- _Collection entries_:
[BEGIN]

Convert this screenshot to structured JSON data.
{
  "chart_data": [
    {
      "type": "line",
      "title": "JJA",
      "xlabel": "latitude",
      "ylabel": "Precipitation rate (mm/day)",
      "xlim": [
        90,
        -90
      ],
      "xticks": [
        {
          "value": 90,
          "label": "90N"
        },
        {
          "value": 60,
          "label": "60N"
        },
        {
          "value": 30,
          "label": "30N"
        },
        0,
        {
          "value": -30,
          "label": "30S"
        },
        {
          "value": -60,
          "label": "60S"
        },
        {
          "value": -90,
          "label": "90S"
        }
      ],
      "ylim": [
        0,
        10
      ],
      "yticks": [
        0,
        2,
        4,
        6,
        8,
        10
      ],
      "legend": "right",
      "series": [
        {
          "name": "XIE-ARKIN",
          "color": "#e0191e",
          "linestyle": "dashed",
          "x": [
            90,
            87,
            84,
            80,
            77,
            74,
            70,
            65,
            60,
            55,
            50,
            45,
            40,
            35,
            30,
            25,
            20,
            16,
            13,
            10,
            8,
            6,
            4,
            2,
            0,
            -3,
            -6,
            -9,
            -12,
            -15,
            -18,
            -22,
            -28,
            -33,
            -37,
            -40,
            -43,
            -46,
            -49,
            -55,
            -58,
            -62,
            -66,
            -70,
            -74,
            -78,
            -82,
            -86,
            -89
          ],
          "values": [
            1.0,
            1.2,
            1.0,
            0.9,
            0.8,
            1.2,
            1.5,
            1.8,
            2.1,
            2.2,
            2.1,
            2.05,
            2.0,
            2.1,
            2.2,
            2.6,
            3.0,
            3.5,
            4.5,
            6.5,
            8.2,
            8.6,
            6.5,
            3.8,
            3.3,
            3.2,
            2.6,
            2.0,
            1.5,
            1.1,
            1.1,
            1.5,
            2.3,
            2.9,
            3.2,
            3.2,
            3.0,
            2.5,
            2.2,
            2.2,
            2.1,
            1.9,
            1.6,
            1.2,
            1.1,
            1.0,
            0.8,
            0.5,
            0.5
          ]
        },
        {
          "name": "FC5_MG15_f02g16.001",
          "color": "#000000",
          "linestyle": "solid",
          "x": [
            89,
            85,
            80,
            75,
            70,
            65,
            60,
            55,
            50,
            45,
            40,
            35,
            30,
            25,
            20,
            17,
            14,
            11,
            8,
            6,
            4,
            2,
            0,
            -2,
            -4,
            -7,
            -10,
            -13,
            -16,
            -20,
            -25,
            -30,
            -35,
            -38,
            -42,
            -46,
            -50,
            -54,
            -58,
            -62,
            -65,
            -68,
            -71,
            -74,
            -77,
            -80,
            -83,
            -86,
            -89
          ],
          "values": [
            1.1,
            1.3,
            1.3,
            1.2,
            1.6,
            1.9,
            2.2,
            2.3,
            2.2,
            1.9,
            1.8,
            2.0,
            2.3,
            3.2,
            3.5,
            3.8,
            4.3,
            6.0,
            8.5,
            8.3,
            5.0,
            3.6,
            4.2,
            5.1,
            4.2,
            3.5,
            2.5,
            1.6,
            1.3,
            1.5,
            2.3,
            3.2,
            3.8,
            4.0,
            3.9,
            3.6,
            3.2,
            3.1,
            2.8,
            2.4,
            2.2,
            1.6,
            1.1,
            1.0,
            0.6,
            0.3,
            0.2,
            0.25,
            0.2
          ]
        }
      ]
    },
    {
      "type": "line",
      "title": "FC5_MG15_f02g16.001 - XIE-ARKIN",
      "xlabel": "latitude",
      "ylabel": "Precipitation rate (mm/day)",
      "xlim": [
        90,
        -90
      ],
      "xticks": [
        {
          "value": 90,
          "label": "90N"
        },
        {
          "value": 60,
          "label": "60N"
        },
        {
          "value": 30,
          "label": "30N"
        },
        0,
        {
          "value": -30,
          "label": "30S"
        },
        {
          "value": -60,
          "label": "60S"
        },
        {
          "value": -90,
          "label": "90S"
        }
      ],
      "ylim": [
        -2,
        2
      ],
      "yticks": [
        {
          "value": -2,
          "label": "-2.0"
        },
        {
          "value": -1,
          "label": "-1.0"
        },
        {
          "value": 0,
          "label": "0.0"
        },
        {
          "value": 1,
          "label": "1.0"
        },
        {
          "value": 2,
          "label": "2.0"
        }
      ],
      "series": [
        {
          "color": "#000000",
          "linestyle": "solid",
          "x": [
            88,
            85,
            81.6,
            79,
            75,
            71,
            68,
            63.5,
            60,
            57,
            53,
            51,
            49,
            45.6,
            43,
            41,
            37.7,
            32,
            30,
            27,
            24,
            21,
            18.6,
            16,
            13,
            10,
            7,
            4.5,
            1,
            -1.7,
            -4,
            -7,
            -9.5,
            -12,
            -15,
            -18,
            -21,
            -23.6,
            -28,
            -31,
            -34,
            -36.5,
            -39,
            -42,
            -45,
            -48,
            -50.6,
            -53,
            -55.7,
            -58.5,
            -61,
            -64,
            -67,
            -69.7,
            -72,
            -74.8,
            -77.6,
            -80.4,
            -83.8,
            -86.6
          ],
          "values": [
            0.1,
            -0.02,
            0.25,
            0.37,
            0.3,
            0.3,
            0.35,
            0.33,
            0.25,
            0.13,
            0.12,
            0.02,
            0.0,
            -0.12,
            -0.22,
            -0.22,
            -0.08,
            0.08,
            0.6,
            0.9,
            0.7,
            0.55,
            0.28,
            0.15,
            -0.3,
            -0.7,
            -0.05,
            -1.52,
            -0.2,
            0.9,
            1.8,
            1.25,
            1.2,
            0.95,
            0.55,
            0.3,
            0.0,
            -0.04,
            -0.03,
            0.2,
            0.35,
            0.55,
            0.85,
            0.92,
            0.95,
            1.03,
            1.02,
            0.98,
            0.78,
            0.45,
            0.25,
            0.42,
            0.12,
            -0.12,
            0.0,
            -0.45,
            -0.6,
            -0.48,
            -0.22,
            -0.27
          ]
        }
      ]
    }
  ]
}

[END]

- _Directions_:
Please restate the data word for word, every record included.

- _Result of the exercise_:
Convert this screenshot to structured JSON data.
{
  "chart_data": [
    {
      "type": "line",
      "title": "JJA",
      "xlabel": "latitude",
      "ylabel": "Precipitation rate (mm/day)",
      "xlim": [
        90,
        -90
      ],
      "xticks": [
        {
          "value": 90,
          "label": "90N"
        },
        {
          "value": 60,
          "label": "60N"
        },
        {
          "value": 30,
          "label": "30N"
        },
        0,
        {
          "value": -30,
          "label": "30S"
        },
        {
          "value": -60,
          "label": "60S"
        },
        {
          "value": -90,
          "label": "90S"
        }
      ],
      "ylim": [
        0,
        10
      ],
      "yticks": [
        0,
        2,
        4,
        6,
        8,
        10
      ],
      "legend": "right",
      "series": [
        {
          "name": "XIE-ARKIN",
          "color": "#e0191e",
          "linestyle": "dashed",
          "x": [
            90,
            87,
            84,
            80,
            77,
            74,
            70,
            65,
            60,
            55,
            50,
            45,
            40,
            35,
            30,
            25,
            20,
            16,
            13,
            10,
            8,
            6,
            4,
            2,
            0,
            -3,
            -6,
            -9,
            -12,
            -15,
            -18,
            -22,
            -28,
            -33,
            -37,
            -40,
            -43,
            -46,
            -49,
            -55,
            -58,
            -62,
            -66,
            -70,
            -74,
            -78,
            -82,
            -86,
            -89
          ],
          "values": [
            1.0,
            1.2,
            1.0,
            0.9,
            0.8,
            1.2,
            1.5,
            1.8,
            2.1,
            2.2,
            2.1,
            2.05,
            2.0,
            2.1,
            2.2,
            2.6,
            3.0,
            3.5,
            4.5,
            6.5,
            8.2,
            8.6,
            6.5,
            3.8,
            3.3,
            3.2,
            2.6,
            2.0,
            1.5,
            1.1,
            1.1,
            1.5,
            2.3,
            2.9,
            3.2,
            3.2,
            3.0,
            2.5,
            2.2,
            2.2,
            2.1,
            1.9,
            1.6,
            1.2,
            1.1,
            1.0,
            0.8,
            0.5,
            0.5
          ]
        },
        {
          "name": "FC5_MG15_f02g16.001",
          "color": "#000000",
          "linestyle": "solid",
          "x": [
            89,
            85,
            80,
            75,
            70,
            65,
            60,
            55,
            50,
            45,
            40,
            35,
            30,
            25,
            20,
            17,
            14,
            11,
            8,
            6,
            4,
            2,
            0,
            -2,
            -4,
            -7,
            -10,
            -13,
            -16,
            -20,
            -25,
            -30,
            -35,
            -38,
            -42,
            -46,
            -50,
            -54,
            -58,
            -62,
            -65,
            -68,
            -71,
            -74,
            -77,
            -80,
            -83,
            -86,
            -89
          ],
          "values": [
            1.1,
            1.3,
            1.3,
            1.2,
            1.6,
            1.9,
            2.2,
            2.3,
            2.2,
            1.9,
            1.8,
            2.0,
            2.3,
            3.2,
            3.5,
            3.8,
            4.3,
            6.0,
            8.5,
            8.3,
            5.0,
            3.6,
            4.2,
            5.1,
            4.2,
            3.5,
            2.5,
            1.6,
            1.3,
            1.5,
            2.3,
            3.2,
            3.8,
            4.0,
            3.9,
            3.6,
            3.2,
            3.1,
            2.8,
            2.4,
            2.2,
            1.6,
            1.1,
            1.0,
            0.6,
            0.3,
            0.2,
            0.25,
            0.2
          ]
        }
      ]
    },
    {
      "type": "line",
      "title": "FC5_MG15_f02g16.001 - XIE-ARKIN",
      "xlabel": "latitude",
      "ylabel": "Precipitation rate (mm/day)",
      "xlim": [
        90,
        -90
      ],
      "xticks": [
        {
          "value": 90,
          "label": "90N"
        },
        {
          "value": 60,
          "label": "60N"
        },
        {
          "value": 30,
          "label": "30N"
        },
        0,
        {
          "value": -30,
          "label": "30S"
        },
        {
          "value": -60,
          "label": "60S"
        },
        {
          "value": -90,
          "label": "90S"
        }
      ],
      "ylim": [
        -2,
        2
      ],
      "yticks": [
        {
          "value": -2,
          "label": "-2.0"
        },
        {
          "value": -1,
          "label": "-1.0"
        },
        {
          "value": 0,
          "label": "0.0"
        },
        {
          "value": 1,
          "label": "1.0"
        },
        {
          "value": 2,
          "label": "2.0"
        }
      ],
      "series": [
        {
          "color": "#000000",
          "linestyle": "solid",
          "x": [
            88,
            85,
            81.6,
            79,
            75,
            71,
            68,
            63.5,
            60,
            57,
            53,
            51,
            49,
            45.6,
            43,
            41,
            37.7,
            32,
            30,
            27,
            24,
            21,
            18.6,
            16,
            13,
            10,
            7,
            4.5,
            1,
            -1.7,
            -4,
            -7,
            -9.5,
            -12,
            -15,
            -18,
            -21,
            -23.6,
            -28,
            -31,
            -34,
            -36.5,
            -39,
            -42,
            -45,
            -48,
            -50.6,
            -53,
            -55.7,
            -58.5,
            -61,
            -64,
            -67,
            -69.7,
            -72,
            -74.8,
            -77.6,
            -80.4,
            -83.8,
            -86.6
          ],
          "values": [
            0.1,
            -0.02,
            0.25,
            0.37,
            0.3,
            0.3,
            0.35,
            0.33,
            0.25,
            0.13,
            0.12,
            0.02,
            0.0,
            -0.12,
            -0.22,
            -0.22,
            -0.08,
            0.08,
            0.6,
            0.9,
            0.7,
            0.55,
            0.28,
            0.15,
            -0.3,
            -0.7,
            -0.05,
            -1.52,
            -0.2,
            0.9,
            1.8,
            1.25,
            1.2,
            0.95,
            0.55,
            0.3,
            0.0,
            -0.04,
            -0.03,
            0.2,
            0.35,
            0.55,
            0.85,
            0.92,
            0.95,
            1.03,
            1.02,
            0.98,
            0.78,
            0.45,
            0.25,
            0.42,
            0.12,
            -0.12,
            0.0,
            -0.45,
            -0.6,
            -0.48,
            -0.22,
            -0.27
          ]
        }
      ]
    }
  ]
}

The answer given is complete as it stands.